__Text block__
◆ ◆ ◆

Today, my nephew helped me to re-learn the lesson about unconditional love and he did it through a tool that has become one of my signature moves: gratitude.

I was helping Nicky with his Grade 1 homework tonight and the first part of it was a review of 18 words that are part of this month’s spelling tests. Like many kids who come from broken homes, my nephews miss out on the luxury of consistency and routine. Typically, they only do homework a few times a week and the lag-time between regular homework often means that my nephews take a few steps back every few days. When I’m completely present for them, I cut them slack and realize that they need some extra help and encouragement.

Tonight, we were in a rush to get a bunch of things done (eat supper, take baths, do homework) so that we could make it to a religious commitment. I am ashamed to acknowledge that my patience left much to be desired and I just wanted my nephews to get through their homework with the competence and ability that I have often witnessed.

I failed to realize that I had just come back from holidays and I haven’t been around for two weeks of homework. Their dad and my parents do the best they can but I truly reign supreme when it comes to a disciplined and dedicated approach to homework. My nephews independently volunteer to correct their printing when they form letters imperfectly in my presence.

I definitely drive a hard bargain when it comes to diligence and I do it in part because of the lack of consistent application of rules and guidance.

My nephews’ teachers are my eyes and ears to ensure that my approach isn’t a hindrance – I want my nephews to achieve their full potential and I want to be a positive contributor to this goal so I realize that sometimes my approach will require refinement so that my efforts don’t bite me in the butt (i.e. rebellious behaviour).

◆ ◆ ◆

__Data lines__

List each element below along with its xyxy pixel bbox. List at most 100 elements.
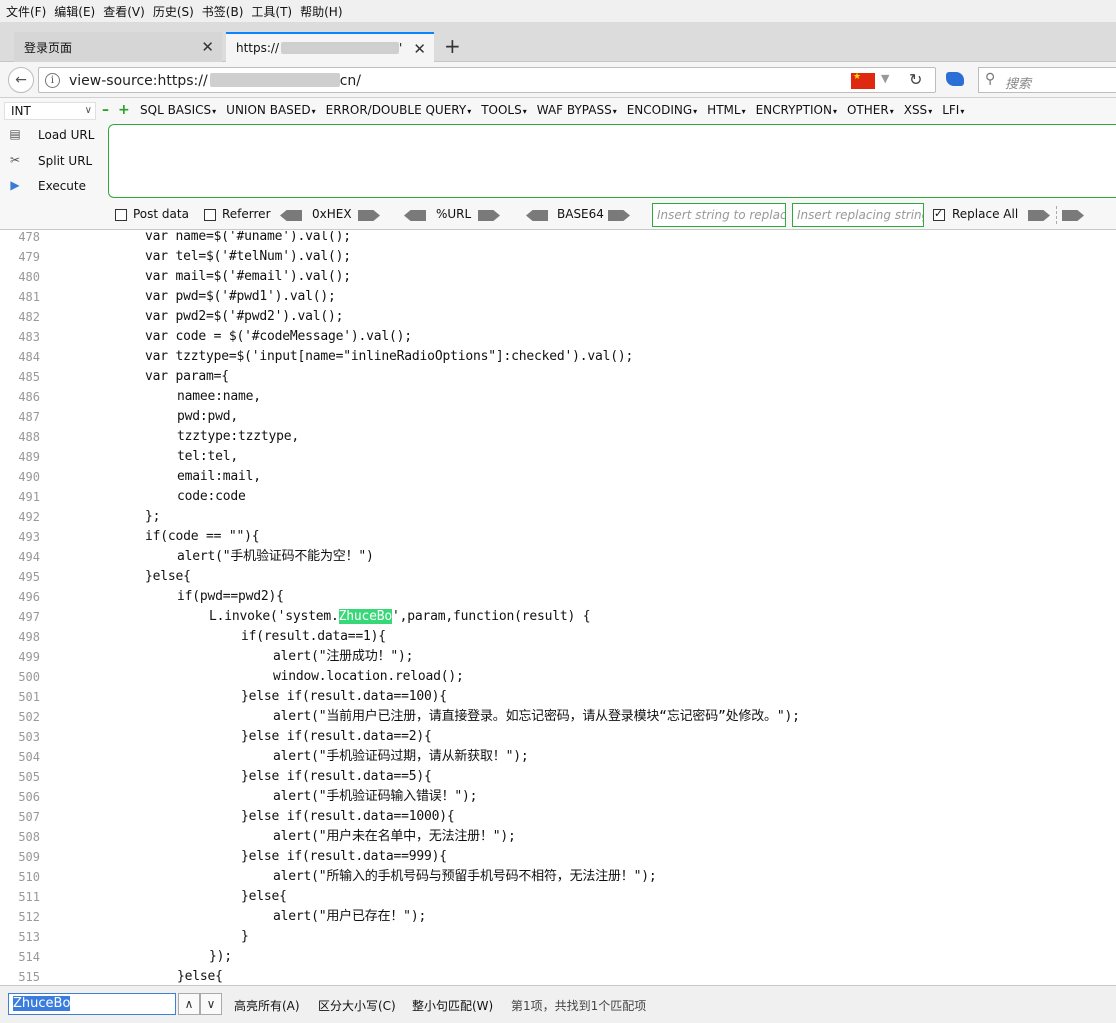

◆ ◆ ◆

__Brief A__
In the homework passage, how many words did the review in Nicky's Grade 1 homework cover?
__Brief B__
Continue the homework passage, beginning after its final sentence.

__Right answer A__
It covered 18 words from this month's spelling tests.

__Right answer B__
So tonight, as I was trying to get Nicky to get through his spelling words (a huge quantity for any six-year-old) and I watched him struggle with words he’d learned previously but which he had forgotten due to lack of practice, my frustration muddled my compassion.

Nicky got through his words and did an awesome job on his three challenge words (way harder than the regular words so it baffles me that he can get “fairytale” correct and struggle with “your”).

Then he pulled out a piece of paper with the words “Thank you for….” and said he needed help to write a thank-you message to me and my parents for helping him with his homework each week.

My six-year-old nephew stopped me dead in my tracks. I couldn’t believe that despite all of my frustration that night that he looked at me with his big brown eyes full of love and a big smile (slightly mischievous, as always) on his face. I am harder on Nicky than I am on Ethan because Nicky is the one I consider strong and assertive. Ethan is gentle and loving and wears his heart on his sleeve. Nicky is the one I expect to stand up for himself and his brother. He has such a strong personality and he isn’t afraid of anything or anyone – not even of me. I sometimes forget that he’s just a kid and that my expectations of him might get in the way of him fully realizing his own potential.

And despite all of these shameful realities, Nicky loves me unconditionally. He may not like me very much at times, but he never lets my stupidity get in the way. Maybe somehow at six-years-old he realizes that I mean well and have good intentions. And that is enough for him to forgive me and love me even when I might not think I’m all that great.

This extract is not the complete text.